(Saved entries)
____

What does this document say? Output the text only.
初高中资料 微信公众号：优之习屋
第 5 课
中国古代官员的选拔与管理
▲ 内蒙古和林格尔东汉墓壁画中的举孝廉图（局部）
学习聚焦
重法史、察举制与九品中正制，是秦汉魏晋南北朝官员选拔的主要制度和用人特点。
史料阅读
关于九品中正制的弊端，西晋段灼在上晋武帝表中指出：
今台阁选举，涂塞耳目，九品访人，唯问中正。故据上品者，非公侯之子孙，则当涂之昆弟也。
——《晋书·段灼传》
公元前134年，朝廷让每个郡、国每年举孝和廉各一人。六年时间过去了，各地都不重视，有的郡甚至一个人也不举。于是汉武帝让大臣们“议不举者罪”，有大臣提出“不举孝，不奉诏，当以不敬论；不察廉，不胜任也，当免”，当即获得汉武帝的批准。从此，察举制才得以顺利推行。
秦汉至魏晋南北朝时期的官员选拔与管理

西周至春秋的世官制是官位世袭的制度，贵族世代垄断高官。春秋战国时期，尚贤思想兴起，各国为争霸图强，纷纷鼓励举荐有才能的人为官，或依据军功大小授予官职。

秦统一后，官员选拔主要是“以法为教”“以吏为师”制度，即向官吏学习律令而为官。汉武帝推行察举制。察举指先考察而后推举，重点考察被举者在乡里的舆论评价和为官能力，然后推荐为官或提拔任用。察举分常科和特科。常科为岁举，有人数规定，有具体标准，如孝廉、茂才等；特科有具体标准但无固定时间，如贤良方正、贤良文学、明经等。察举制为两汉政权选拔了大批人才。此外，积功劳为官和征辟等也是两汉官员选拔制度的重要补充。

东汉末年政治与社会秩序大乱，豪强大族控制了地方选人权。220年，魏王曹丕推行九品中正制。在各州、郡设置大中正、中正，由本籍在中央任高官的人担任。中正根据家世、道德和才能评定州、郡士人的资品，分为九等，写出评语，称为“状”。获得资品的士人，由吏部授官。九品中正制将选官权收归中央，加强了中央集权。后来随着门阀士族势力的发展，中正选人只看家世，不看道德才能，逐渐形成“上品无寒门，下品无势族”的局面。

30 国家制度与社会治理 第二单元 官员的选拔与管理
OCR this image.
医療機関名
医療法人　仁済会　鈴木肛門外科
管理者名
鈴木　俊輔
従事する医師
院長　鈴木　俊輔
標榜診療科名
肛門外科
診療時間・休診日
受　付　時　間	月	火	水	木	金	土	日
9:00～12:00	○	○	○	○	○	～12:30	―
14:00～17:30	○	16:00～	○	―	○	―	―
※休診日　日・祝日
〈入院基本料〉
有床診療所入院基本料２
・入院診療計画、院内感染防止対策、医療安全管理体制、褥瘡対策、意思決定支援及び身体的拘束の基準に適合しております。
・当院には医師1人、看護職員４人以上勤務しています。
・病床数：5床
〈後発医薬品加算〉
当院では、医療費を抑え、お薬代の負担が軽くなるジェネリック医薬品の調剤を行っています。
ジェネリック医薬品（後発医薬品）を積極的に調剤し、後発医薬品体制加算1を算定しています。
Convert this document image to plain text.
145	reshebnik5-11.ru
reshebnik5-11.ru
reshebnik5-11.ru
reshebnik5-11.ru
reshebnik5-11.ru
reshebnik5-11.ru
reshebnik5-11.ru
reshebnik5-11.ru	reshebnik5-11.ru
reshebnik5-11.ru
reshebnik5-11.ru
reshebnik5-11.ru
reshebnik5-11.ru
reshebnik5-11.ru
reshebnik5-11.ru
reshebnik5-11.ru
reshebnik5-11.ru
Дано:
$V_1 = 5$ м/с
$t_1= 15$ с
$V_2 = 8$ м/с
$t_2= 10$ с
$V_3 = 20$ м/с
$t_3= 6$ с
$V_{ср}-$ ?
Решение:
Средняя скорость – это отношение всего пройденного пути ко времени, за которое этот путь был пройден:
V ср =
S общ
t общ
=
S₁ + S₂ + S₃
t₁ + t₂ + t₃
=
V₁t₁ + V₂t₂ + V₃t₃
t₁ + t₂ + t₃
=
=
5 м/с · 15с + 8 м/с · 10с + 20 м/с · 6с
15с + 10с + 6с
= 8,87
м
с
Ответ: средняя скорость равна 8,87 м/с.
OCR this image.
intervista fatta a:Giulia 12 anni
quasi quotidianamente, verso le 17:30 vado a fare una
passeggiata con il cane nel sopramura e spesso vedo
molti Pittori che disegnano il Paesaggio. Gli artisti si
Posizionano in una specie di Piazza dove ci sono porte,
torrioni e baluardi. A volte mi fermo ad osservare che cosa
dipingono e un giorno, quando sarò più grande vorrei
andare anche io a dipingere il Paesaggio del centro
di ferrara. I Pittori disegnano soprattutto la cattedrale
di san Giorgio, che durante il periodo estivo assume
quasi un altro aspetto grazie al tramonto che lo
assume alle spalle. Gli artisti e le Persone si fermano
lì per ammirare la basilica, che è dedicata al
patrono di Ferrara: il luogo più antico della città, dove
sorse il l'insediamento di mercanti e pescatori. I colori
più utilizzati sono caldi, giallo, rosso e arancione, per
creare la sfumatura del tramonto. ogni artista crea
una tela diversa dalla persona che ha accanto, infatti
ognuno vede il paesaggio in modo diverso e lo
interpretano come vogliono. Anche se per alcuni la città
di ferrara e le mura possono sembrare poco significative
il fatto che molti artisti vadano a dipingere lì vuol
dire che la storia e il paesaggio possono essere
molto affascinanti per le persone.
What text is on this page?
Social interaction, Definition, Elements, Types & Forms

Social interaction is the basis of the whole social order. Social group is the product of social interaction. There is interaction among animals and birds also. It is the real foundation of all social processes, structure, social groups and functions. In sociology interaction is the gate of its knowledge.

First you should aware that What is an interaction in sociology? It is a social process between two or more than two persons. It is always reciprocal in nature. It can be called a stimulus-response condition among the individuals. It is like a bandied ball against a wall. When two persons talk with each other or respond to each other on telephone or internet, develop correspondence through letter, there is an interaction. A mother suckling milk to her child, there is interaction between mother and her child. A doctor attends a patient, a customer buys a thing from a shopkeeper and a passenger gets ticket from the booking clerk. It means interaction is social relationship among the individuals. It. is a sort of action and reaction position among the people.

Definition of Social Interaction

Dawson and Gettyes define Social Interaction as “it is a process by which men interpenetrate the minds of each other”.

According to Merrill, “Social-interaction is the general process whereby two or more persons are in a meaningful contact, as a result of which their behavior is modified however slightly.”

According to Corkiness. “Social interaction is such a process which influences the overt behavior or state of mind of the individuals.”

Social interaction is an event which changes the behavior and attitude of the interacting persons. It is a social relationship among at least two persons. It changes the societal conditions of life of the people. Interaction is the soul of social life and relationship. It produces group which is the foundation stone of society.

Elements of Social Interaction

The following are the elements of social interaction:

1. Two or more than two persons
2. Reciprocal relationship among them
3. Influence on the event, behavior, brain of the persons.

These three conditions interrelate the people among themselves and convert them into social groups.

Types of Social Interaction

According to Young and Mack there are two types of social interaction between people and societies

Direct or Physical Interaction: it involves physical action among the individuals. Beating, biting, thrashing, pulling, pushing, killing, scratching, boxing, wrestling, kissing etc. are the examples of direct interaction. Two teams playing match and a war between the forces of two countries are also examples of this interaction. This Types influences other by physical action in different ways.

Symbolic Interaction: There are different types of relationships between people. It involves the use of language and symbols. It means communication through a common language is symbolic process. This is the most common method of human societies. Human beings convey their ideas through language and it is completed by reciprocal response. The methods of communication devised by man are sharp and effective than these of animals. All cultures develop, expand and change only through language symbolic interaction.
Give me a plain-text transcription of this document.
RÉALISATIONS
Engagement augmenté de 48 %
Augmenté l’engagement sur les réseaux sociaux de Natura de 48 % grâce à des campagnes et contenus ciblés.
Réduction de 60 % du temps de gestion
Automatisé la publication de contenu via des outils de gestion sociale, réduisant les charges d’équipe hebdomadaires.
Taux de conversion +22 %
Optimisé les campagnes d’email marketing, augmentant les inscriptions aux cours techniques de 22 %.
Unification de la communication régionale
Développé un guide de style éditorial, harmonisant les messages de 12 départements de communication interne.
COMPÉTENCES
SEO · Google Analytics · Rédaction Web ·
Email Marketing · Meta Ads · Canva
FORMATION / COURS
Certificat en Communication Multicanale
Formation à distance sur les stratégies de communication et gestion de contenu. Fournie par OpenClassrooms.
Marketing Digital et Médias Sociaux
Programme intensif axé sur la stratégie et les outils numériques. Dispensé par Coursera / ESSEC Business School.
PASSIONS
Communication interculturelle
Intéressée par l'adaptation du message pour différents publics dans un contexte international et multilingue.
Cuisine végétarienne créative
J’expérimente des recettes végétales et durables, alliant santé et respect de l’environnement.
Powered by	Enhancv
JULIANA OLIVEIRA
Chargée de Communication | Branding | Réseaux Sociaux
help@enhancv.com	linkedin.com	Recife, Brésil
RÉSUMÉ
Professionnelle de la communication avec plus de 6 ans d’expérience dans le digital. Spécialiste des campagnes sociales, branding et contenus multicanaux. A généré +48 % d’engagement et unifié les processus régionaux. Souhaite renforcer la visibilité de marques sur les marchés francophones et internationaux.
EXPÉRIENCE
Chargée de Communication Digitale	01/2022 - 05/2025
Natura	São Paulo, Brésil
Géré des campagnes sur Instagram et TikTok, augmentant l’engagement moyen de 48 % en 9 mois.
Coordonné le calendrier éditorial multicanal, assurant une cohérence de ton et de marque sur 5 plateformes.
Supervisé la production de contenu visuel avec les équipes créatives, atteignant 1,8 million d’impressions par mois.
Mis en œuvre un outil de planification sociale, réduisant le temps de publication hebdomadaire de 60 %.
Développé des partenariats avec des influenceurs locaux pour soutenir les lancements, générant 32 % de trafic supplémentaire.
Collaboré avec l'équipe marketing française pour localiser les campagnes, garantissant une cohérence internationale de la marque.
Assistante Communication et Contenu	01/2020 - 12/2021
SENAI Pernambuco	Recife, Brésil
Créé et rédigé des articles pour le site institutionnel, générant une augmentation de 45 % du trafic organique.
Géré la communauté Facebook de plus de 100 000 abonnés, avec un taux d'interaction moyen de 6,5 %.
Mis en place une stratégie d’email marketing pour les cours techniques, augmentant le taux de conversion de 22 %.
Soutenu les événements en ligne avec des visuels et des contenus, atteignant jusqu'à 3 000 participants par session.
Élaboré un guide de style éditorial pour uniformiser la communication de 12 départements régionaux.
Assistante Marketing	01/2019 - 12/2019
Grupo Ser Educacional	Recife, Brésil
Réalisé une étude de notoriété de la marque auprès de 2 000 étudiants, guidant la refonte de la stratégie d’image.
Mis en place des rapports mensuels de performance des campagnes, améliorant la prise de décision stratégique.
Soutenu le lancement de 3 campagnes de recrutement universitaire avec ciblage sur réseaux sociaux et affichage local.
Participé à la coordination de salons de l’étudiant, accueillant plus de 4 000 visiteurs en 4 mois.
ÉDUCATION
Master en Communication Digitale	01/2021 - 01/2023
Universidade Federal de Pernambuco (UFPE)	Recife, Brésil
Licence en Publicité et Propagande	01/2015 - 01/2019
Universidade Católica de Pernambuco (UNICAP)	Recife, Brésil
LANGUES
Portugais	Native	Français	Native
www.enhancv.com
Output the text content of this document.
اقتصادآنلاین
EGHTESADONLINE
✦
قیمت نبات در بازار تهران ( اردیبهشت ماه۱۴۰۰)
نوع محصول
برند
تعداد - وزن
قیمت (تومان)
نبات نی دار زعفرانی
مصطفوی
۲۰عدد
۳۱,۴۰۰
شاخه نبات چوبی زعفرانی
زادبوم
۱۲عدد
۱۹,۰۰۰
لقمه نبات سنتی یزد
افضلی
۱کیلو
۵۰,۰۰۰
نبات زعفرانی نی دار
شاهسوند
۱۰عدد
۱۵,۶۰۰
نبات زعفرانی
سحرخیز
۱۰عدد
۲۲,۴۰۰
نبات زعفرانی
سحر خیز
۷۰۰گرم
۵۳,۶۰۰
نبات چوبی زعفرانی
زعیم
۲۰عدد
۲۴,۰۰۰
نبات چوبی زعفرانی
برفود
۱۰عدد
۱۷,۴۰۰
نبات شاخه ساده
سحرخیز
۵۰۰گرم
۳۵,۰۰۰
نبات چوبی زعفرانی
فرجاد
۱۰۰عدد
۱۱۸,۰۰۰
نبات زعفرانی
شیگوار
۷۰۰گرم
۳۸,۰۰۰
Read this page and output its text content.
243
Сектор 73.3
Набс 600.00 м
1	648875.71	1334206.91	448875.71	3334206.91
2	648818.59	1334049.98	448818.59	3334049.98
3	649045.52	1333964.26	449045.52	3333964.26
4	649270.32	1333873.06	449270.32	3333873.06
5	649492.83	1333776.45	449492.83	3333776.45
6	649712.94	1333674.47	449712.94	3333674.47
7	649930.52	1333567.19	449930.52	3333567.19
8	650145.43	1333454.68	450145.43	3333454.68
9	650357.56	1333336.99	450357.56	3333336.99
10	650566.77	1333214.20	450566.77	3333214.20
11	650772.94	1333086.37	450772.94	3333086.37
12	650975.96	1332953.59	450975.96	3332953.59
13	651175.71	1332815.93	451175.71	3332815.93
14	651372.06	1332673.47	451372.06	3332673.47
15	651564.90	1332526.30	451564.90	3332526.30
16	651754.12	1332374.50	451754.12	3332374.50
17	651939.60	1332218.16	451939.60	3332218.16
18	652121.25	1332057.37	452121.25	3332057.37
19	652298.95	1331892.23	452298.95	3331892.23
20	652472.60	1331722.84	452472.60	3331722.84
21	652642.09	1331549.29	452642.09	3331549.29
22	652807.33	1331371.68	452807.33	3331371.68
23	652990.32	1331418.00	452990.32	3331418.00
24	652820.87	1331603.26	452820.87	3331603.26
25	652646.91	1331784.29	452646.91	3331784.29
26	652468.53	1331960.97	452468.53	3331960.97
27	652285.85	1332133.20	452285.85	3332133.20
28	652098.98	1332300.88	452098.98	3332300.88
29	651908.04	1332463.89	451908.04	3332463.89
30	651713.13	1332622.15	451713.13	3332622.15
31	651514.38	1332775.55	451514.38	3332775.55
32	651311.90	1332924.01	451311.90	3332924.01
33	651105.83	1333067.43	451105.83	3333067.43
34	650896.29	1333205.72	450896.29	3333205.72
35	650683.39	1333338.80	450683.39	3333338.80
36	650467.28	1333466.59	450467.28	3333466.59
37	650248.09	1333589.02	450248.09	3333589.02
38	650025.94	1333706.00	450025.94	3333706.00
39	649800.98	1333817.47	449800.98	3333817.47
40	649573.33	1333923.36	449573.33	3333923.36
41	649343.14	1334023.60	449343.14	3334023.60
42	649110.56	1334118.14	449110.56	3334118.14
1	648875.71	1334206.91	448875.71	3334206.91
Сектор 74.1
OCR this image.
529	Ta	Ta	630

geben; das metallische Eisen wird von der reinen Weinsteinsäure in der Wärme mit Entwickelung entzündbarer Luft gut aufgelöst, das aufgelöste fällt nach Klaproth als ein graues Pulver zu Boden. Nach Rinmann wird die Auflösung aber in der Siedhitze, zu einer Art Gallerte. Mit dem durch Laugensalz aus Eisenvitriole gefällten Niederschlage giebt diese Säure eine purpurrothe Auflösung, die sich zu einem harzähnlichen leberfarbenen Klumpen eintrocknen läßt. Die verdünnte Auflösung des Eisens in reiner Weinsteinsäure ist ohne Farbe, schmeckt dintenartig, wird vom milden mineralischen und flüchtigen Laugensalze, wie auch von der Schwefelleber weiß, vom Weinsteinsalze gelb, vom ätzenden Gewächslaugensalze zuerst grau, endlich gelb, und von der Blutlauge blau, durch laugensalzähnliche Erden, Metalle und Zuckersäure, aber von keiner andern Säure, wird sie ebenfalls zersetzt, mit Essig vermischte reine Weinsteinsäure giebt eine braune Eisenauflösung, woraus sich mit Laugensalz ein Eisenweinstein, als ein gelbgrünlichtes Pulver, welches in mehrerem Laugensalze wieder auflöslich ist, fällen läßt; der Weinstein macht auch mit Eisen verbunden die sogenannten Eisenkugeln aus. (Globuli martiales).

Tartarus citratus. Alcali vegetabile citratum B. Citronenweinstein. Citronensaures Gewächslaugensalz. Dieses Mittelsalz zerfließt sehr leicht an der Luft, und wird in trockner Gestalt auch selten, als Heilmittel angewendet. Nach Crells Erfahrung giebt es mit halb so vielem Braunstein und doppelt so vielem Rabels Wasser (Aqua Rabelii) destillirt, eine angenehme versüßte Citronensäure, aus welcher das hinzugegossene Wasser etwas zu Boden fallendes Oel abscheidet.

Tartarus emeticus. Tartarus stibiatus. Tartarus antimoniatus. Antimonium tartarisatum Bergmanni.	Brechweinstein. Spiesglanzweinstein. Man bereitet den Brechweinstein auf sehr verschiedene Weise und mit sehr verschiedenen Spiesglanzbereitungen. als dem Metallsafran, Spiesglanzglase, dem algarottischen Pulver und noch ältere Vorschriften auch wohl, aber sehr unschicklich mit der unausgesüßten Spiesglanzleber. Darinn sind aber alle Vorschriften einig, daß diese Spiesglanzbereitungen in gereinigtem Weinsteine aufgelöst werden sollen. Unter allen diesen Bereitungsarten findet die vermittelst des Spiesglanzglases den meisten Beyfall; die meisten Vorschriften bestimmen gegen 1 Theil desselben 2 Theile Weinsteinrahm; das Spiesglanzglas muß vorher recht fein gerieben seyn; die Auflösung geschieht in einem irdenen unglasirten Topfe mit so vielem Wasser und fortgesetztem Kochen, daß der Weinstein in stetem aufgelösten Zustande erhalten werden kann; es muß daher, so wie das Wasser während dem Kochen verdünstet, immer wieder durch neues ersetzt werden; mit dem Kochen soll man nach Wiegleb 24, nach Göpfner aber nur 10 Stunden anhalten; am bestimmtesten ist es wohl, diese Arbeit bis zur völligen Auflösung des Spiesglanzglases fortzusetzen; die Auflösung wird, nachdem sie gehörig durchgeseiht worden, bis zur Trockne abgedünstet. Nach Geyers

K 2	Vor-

____

● **Instruction**
Which lines contain "régionaux"? Show each of them.

● **Written response**
Professionnelle de la communication avec plus de 6 ans d’expérience dans le digital. Spécialiste des campagnes sociales, branding et contenus multicanaux. A généré +48 % d’engagement et unifié les processus régionaux. Souhaite renforcer la visibilité de marques sur les marchés francophones et internationaux.
Élaboré un guide de style éditorial pour uniformiser la communication de 12 départements régionaux.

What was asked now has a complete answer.